§ REQUIREMENT
Transcribe each record below word for word.

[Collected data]
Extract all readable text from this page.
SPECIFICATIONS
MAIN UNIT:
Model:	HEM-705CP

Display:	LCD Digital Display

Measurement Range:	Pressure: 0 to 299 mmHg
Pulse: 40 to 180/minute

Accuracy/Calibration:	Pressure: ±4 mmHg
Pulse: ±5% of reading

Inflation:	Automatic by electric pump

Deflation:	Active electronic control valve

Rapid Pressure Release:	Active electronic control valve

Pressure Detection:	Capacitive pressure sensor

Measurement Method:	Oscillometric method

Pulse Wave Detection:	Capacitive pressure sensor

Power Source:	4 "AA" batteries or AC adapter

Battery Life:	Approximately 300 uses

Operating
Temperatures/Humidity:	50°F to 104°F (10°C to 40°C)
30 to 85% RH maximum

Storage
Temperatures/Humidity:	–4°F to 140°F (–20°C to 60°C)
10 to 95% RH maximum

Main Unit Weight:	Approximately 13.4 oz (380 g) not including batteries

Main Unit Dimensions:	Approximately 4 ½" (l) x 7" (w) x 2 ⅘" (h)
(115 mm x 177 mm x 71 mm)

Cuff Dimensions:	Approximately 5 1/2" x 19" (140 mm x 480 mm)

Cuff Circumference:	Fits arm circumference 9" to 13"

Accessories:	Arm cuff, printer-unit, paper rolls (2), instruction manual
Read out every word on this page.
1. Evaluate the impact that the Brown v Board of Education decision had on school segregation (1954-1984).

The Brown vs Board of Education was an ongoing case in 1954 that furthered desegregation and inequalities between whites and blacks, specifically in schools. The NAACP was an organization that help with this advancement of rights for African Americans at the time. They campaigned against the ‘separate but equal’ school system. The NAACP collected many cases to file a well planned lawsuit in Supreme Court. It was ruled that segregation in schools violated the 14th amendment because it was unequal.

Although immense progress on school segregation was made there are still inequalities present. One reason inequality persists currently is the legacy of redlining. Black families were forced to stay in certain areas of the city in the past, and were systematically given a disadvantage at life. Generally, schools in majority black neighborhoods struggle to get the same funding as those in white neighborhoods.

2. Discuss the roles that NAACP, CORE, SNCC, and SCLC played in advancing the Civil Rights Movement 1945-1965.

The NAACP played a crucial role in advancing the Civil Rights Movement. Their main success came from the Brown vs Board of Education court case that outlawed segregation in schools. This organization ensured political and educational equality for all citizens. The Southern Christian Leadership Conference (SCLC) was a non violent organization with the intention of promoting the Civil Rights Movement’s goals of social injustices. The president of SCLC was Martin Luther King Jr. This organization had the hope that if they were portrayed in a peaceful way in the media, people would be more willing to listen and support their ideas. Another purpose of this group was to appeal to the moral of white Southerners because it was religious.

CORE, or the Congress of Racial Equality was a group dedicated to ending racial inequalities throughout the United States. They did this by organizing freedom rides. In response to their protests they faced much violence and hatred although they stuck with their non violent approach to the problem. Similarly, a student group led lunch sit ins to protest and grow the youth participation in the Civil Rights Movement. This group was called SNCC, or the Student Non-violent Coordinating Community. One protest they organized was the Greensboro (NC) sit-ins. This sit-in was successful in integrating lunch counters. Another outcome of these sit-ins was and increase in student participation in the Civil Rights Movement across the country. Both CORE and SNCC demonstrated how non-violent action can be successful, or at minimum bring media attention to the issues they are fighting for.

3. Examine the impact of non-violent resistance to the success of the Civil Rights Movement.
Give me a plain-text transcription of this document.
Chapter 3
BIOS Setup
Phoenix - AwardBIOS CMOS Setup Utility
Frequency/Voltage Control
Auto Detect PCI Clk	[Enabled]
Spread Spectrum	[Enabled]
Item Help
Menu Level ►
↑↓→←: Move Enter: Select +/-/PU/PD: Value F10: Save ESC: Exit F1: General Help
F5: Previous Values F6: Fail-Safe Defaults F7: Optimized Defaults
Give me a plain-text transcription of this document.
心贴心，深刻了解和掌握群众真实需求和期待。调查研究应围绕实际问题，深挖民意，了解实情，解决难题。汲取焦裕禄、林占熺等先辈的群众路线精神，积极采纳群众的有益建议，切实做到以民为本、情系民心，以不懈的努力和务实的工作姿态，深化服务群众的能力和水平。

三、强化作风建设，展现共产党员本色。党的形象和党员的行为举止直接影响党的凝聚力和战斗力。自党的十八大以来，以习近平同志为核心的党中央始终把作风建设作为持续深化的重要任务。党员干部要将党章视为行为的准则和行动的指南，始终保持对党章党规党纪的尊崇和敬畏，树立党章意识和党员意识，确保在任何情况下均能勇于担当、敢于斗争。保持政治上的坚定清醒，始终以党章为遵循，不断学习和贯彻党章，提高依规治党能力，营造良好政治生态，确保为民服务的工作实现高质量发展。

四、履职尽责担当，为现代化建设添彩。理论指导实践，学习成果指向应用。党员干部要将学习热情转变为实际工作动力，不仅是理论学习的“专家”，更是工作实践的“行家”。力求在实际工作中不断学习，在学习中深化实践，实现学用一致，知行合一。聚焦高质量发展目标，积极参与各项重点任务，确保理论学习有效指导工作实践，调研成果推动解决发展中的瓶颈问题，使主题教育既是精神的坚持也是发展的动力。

§ REPLY TO THE TASK
Extract all readable text from this page.
SPECIFICATIONS
MAIN UNIT:
Model:	HEM-705CP

Display:	LCD Digital Display

Measurement Range:	Pressure: 0 to 299 mmHg
Pulse: 40 to 180/minute

Accuracy/Calibration:	Pressure: ±4 mmHg
Pulse: ±5% of reading

Inflation:	Automatic by electric pump

Deflation:	Active electronic control valve

Rapid Pressure Release:	Active electronic control valve

Pressure Detection:	Capacitive pressure sensor

Measurement Method:	Oscillometric method

Pulse Wave Detection:	Capacitive pressure sensor

Power Source:	4 "AA" batteries or AC adapter

Battery Life:	Approximately 300 uses

Operating
Temperatures/Humidity:	50°F to 104°F (10°C to 40°C)
30 to 85% RH maximum

Storage
Temperatures/Humidity:	–4°F to 140°F (–20°C to 60°C)
10 to 95% RH maximum

Main Unit Weight:	Approximately 13.4 oz (380 g) not including batteries

Main Unit Dimensions:	Approximately 4 ½" (l) x 7" (w) x 2 ⅘" (h)
(115 mm x 177 mm x 71 mm)

Cuff Dimensions:	Approximately 5 1/2" x 19" (140 mm x 480 mm)

Cuff Circumference:	Fits arm circumference 9" to 13"

Accessories:	Arm cuff, printer-unit, paper rolls (2), instruction manual
Read out every word on this page.
1. Evaluate the impact that the Brown v Board of Education decision had on school segregation (1954-1984).

The Brown vs Board of Education was an ongoing case in 1954 that furthered desegregation and inequalities between whites and blacks, specifically in schools. The NAACP was an organization that help with this advancement of rights for African Americans at the time. They campaigned against the ‘separate but equal’ school system. The NAACP collected many cases to file a well planned lawsuit in Supreme Court. It was ruled that segregation in schools violated the 14th amendment because it was unequal.

Although immense progress on school segregation was made there are still inequalities present. One reason inequality persists currently is the legacy of redlining. Black families were forced to stay in certain areas of the city in the past, and were systematically given a disadvantage at life. Generally, schools in majority black neighborhoods struggle to get the same funding as those in white neighborhoods.

2. Discuss the roles that NAACP, CORE, SNCC, and SCLC played in advancing the Civil Rights Movement 1945-1965.

The NAACP played a crucial role in advancing the Civil Rights Movement. Their main success came from the Brown vs Board of Education court case that outlawed segregation in schools. This organization ensured political and educational equality for all citizens. The Southern Christian Leadership Conference (SCLC) was a non violent organization with the intention of promoting the Civil Rights Movement’s goals of social injustices. The president of SCLC was Martin Luther King Jr. This organization had the hope that if they were portrayed in a peaceful way in the media, people would be more willing to listen and support their ideas. Another purpose of this group was to appeal to the moral of white Southerners because it was religious.

CORE, or the Congress of Racial Equality was a group dedicated to ending racial inequalities throughout the United States. They did this by organizing freedom rides. In response to their protests they faced much violence and hatred although they stuck with their non violent approach to the problem. Similarly, a student group led lunch sit ins to protest and grow the youth participation in the Civil Rights Movement. This group was called SNCC, or the Student Non-violent Coordinating Community. One protest they organized was the Greensboro (NC) sit-ins. This sit-in was successful in integrating lunch counters. Another outcome of these sit-ins was and increase in student participation in the Civil Rights Movement across the country. Both CORE and SNCC demonstrated how non-violent action can be successful, or at minimum bring media attention to the issues they are fighting for.

3. Examine the impact of non-violent resistance to the success of the Civil Rights Movement.
Give me a plain-text transcription of this document.
Chapter 3
BIOS Setup
Phoenix - AwardBIOS CMOS Setup Utility
Frequency/Voltage Control
Auto Detect PCI Clk	[Enabled]
Spread Spectrum	[Enabled]
Item Help
Menu Level ►
↑↓→←: Move Enter: Select +/-/PU/PD: Value F10: Save ESC: Exit F1: General Help
F5: Previous Values F6: Fail-Safe Defaults F7: Optimized Defaults
Give me a plain-text transcription of this document.
心贴心，深刻了解和掌握群众真实需求和期待。调查研究应围绕实际问题，深挖民意，了解实情，解决难题。汲取焦裕禄、林占熺等先辈的群众路线精神，积极采纳群众的有益建议，切实做到以民为本、情系民心，以不懈的努力和务实的工作姿态，深化服务群众的能力和水平。

三、强化作风建设，展现共产党员本色。党的形象和党员的行为举止直接影响党的凝聚力和战斗力。自党的十八大以来，以习近平同志为核心的党中央始终把作风建设作为持续深化的重要任务。党员干部要将党章视为行为的准则和行动的指南，始终保持对党章党规党纪的尊崇和敬畏，树立党章意识和党员意识，确保在任何情况下均能勇于担当、敢于斗争。保持政治上的坚定清醒，始终以党章为遵循，不断学习和贯彻党章，提高依规治党能力，营造良好政治生态，确保为民服务的工作实现高质量发展。

四、履职尽责担当，为现代化建设添彩。理论指导实践，学习成果指向应用。党员干部要将学习热情转变为实际工作动力，不仅是理论学习的“专家”，更是工作实践的“行家”。力求在实际工作中不断学习，在学习中深化实践，实现学用一致，知行合一。聚焦高质量发展目标，积极参与各项重点任务，确保理论学习有效指导工作实践，调研成果推动解决发展中的瓶颈问题，使主题教育既是精神的坚持也是发展的动力。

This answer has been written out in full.